• **Information shown**
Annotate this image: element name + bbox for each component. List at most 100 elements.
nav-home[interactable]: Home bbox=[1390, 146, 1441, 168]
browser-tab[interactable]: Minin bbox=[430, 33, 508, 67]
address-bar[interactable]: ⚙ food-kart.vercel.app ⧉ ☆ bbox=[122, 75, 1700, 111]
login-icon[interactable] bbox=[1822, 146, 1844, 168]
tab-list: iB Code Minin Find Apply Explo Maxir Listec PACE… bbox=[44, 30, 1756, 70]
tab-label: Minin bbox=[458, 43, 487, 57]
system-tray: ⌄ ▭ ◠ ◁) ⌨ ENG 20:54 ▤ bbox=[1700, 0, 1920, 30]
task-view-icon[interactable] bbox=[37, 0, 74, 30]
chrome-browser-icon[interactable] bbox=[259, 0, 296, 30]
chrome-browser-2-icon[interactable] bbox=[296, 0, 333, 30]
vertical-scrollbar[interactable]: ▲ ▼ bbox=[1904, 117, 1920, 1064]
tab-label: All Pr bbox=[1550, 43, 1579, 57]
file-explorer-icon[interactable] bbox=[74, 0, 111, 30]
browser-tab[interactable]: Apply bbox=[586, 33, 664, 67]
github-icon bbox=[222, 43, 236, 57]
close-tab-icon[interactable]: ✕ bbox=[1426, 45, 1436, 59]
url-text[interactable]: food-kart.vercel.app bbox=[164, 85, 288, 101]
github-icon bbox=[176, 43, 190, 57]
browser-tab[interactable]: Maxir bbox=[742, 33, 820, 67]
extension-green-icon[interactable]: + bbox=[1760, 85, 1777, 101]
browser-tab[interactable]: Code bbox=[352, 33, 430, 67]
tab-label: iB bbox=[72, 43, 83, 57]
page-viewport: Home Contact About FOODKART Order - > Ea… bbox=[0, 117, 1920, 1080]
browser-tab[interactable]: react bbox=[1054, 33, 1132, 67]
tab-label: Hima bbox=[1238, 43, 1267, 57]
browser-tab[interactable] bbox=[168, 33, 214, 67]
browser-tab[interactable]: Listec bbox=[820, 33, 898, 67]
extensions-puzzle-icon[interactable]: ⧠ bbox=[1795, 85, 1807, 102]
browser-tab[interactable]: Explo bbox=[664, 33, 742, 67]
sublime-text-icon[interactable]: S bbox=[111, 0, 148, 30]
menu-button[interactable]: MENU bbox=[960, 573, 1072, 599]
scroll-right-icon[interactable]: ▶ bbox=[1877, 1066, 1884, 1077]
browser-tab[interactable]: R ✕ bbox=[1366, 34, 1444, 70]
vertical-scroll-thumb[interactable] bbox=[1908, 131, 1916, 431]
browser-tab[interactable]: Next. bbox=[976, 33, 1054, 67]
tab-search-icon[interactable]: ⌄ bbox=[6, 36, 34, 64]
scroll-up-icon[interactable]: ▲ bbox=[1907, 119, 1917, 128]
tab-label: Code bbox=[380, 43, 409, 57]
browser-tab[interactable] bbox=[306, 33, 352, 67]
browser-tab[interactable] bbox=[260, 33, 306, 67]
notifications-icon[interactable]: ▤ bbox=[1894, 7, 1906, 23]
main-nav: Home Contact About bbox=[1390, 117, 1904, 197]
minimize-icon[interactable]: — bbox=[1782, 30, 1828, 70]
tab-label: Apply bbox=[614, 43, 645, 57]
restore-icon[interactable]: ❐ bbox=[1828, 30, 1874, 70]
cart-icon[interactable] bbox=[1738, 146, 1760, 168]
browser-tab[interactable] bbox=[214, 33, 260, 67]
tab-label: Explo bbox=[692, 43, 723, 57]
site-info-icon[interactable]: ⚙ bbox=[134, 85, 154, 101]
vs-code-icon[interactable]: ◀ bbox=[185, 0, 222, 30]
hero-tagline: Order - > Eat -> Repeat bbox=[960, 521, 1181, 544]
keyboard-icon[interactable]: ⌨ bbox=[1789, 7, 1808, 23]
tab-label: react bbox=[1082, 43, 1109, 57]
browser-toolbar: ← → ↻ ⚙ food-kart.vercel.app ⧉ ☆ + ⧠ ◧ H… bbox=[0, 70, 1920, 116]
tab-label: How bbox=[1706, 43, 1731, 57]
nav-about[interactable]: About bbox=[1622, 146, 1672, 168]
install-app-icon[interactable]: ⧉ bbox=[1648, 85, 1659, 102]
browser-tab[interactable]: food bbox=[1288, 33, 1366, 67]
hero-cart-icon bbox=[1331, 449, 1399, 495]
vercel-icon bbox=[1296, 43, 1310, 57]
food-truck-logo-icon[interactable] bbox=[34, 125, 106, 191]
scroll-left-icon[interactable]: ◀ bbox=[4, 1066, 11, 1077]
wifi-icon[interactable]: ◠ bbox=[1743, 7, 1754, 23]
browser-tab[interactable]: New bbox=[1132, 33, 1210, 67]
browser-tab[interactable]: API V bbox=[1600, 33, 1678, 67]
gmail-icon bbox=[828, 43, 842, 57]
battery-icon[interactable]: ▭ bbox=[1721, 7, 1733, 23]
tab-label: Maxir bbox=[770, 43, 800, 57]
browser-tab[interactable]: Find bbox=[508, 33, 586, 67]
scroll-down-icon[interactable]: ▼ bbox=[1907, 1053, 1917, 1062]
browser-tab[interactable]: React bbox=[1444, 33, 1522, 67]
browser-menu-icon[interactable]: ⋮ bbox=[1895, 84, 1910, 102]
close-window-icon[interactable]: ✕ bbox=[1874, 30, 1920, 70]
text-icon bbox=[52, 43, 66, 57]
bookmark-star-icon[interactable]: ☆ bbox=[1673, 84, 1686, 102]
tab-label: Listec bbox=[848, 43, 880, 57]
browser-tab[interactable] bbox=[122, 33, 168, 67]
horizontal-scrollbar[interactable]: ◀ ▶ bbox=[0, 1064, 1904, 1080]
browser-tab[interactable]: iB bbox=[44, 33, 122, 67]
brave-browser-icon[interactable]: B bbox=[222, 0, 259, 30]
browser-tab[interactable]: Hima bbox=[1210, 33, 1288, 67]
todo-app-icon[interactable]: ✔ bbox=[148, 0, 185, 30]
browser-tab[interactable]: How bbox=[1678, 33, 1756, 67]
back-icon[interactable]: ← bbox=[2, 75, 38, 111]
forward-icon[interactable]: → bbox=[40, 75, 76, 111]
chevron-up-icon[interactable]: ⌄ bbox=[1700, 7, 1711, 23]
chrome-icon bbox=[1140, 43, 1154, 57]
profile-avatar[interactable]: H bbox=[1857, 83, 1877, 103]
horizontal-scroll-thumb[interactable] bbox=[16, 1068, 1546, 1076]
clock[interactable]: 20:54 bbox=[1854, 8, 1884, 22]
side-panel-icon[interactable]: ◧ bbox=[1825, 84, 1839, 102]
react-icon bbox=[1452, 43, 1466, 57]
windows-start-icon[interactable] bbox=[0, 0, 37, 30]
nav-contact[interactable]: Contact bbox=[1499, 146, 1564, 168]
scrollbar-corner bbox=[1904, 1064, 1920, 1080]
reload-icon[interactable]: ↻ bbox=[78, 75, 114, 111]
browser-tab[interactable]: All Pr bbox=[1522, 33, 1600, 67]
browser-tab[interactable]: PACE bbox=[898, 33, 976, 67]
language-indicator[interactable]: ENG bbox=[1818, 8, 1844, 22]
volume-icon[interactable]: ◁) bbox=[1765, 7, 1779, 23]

• **To do**
Please convert everything from the start of the listing down to the line containing "vertical-scrollbar[interactable]: ▲ ▼", inclusive, into a JSON list of strings with one string per line. Leave out blank lines.

• **Written solution**
[
  "Annotate this image: element name + bbox for each component. List at most 100 elements.",
  "nav-home[interactable]: Home bbox=[1390, 146, 1441, 168]",
  "browser-tab[interactable]: Minin bbox=[430, 33, 508, 67]",
  "address-bar[interactable]: ⚙ food-kart.vercel.app ⧉ ☆ bbox=[122, 75, 1700, 111]",
  "login-icon[interactable] bbox=[1822, 146, 1844, 168]",
  "tab-list: iB Code Minin Find Apply Explo Maxir Listec PACE… bbox=[44, 30, 1756, 70]",
  "tab-label: Minin bbox=[458, 43, 487, 57]",
  "system-tray: ⌄ ▭ ◠ ◁) ⌨ ENG 20:54 ▤ bbox=[1700, 0, 1920, 30]",
  "task-view-icon[interactable] bbox=[37, 0, 74, 30]",
  "chrome-browser-icon[interactable] bbox=[259, 0, 296, 30]",
  "chrome-browser-2-icon[interactable] bbox=[296, 0, 333, 30]",
  "vertical-scrollbar[interactable]: ▲ ▼ bbox=[1904, 117, 1920, 1064]"
]